Thank you @deydson_br , you pointed me in the right direction!
I build this macro (for Databricks/Spark) to facilitate me on storing the test query (and some outcomes). For us this works flawlessly, but how it performes for single tests is still to be tested more thoroughly. For Unit tests it was missing some meta data, therefore added the is_generic_test
condition.
{#
NOTE: Because this is a macro, the `ref` is not parsed correctly.
For this to work, we have to keep the ref statement commented in the `on-run-end` hook like so:
on-run-end:
- "/* {{ ref('tests_outcome_info') }} */ {% if var('env') == 'prod' %}{{ write_tests_outcome_info_to_table(results) }}{% else %}select 1{% endif %}"
#}
{% macro write_tests_outcome_info_to_table(results, model=ref('tests_outcome_info')) -%}
{{ log(" !! STARTING on-run-end macro to store test outcomes to a table.") }}
{%- set FAILED_RECORDS_LIMIT=20 %}
{%- set all_tests = results | selectattr("node.resource_type", "equalto", "test") | list %}
{%- if all_tests == [] %}
{# When no tests were found... #}
{# Somehow, spark sql crashes with a double /* */ comment
without a proper operation after it. Therefore adding a dummy operation.
#}
select 'Siete was here :)'
{%- else %}
INSERT INTO {{ model }} (
test_execution_id,
run_started_at,
package_name,
model,
column,
test_name,
tags,
first_arg,
status,
duration,
failures,
message,
test_query,
failed_records
)

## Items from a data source
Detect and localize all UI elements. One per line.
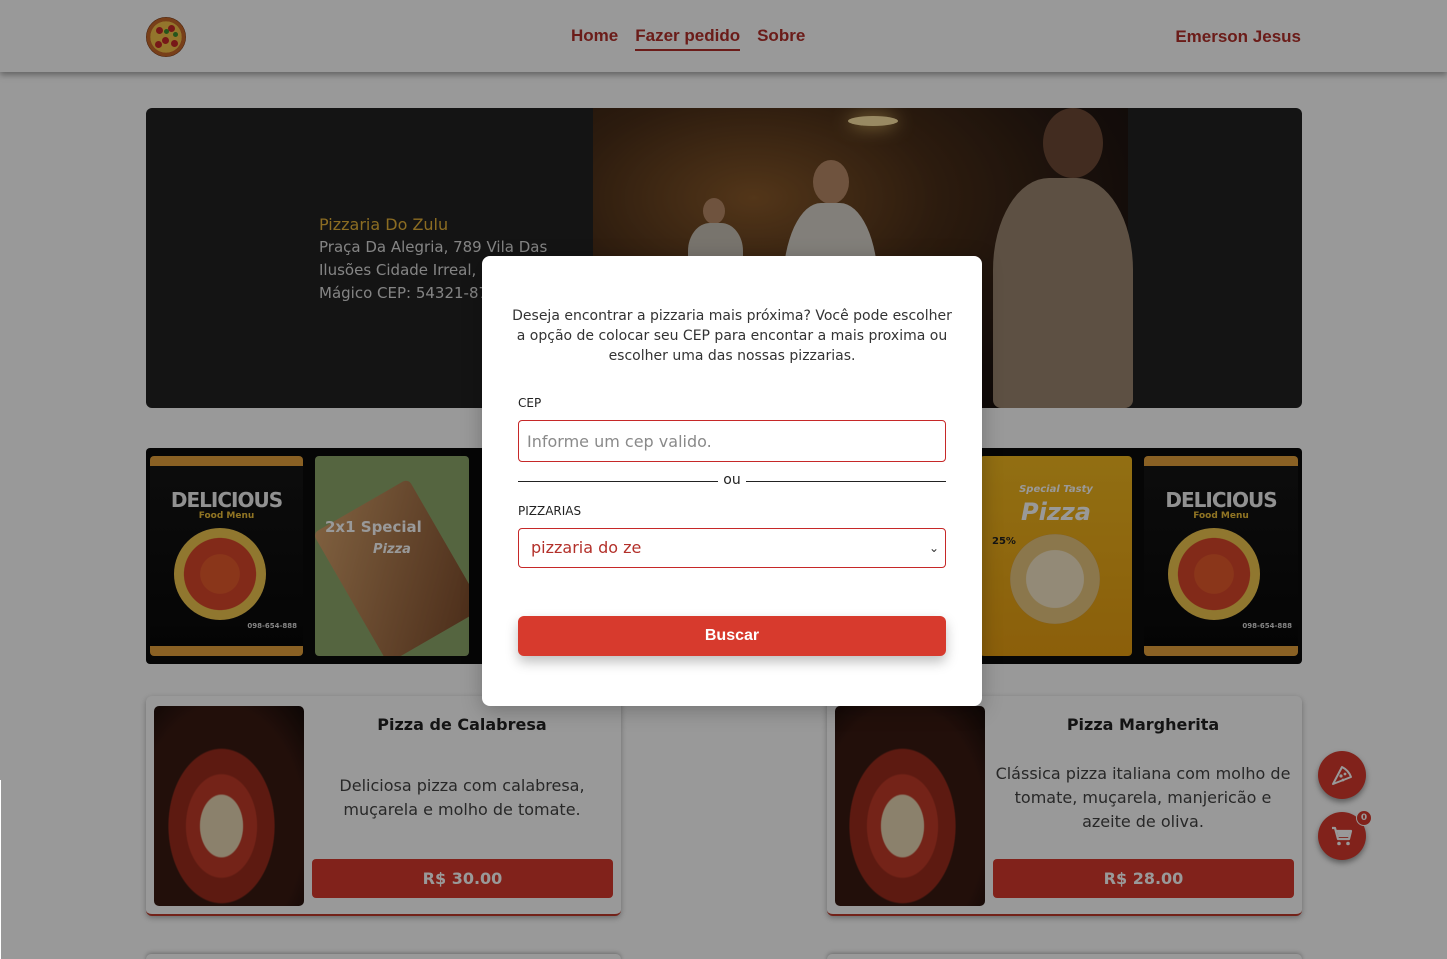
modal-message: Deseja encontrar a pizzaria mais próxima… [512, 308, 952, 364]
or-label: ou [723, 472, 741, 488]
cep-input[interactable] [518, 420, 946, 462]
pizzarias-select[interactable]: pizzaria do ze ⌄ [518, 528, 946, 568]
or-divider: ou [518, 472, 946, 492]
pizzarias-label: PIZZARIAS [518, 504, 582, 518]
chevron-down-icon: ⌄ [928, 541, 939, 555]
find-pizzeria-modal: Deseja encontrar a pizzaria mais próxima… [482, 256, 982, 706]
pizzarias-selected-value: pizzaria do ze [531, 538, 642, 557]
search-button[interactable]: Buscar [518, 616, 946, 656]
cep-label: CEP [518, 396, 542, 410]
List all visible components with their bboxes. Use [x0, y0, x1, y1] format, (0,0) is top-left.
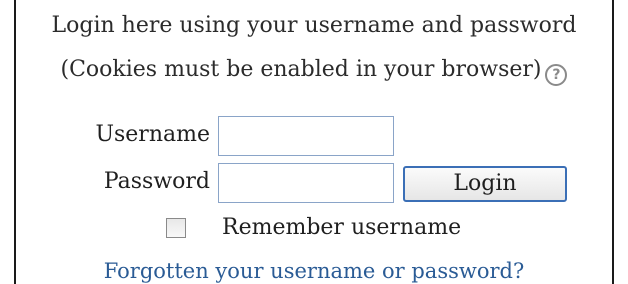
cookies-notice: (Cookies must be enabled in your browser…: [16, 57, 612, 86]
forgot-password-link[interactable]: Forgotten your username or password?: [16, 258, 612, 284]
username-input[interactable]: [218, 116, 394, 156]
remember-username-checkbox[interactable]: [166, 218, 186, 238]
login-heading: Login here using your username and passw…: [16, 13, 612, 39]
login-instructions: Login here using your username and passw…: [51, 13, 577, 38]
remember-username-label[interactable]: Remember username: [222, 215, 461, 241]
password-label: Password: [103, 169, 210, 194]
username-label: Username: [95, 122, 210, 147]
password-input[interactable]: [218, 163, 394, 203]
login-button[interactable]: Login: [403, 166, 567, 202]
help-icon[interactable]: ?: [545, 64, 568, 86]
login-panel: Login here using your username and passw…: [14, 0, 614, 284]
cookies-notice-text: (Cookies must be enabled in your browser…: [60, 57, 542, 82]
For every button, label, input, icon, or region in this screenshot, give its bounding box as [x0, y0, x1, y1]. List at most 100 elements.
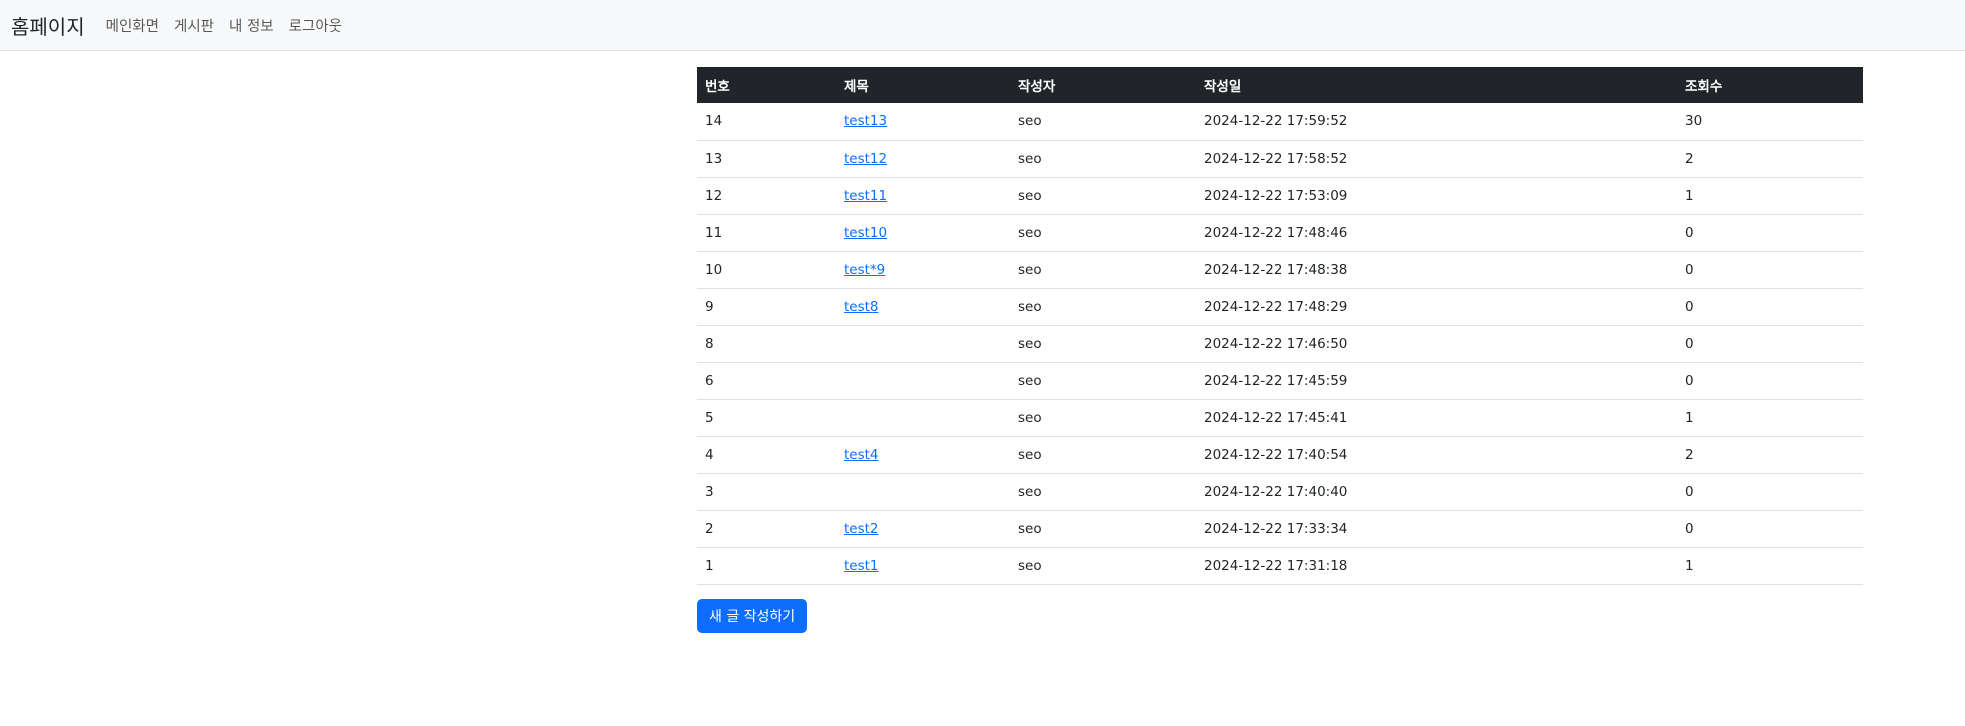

## Given request
Change the forum post from "I build this" up to and including "not parsed correctly.", replacing "flawlessly" with "reliably". Use only the forum post as your source.

## Result below
I build this macro (for Databricks/Spark) to facilitate me on storing the test query (and some outcomes). For us this works reliably, but how it performes for single tests is still to be tested more thoroughly. For Unit tests it was missing some meta data, therefore added the is_generic_test
condition.
{#
NOTE: Because this is a macro, the `ref` is not parsed correctly.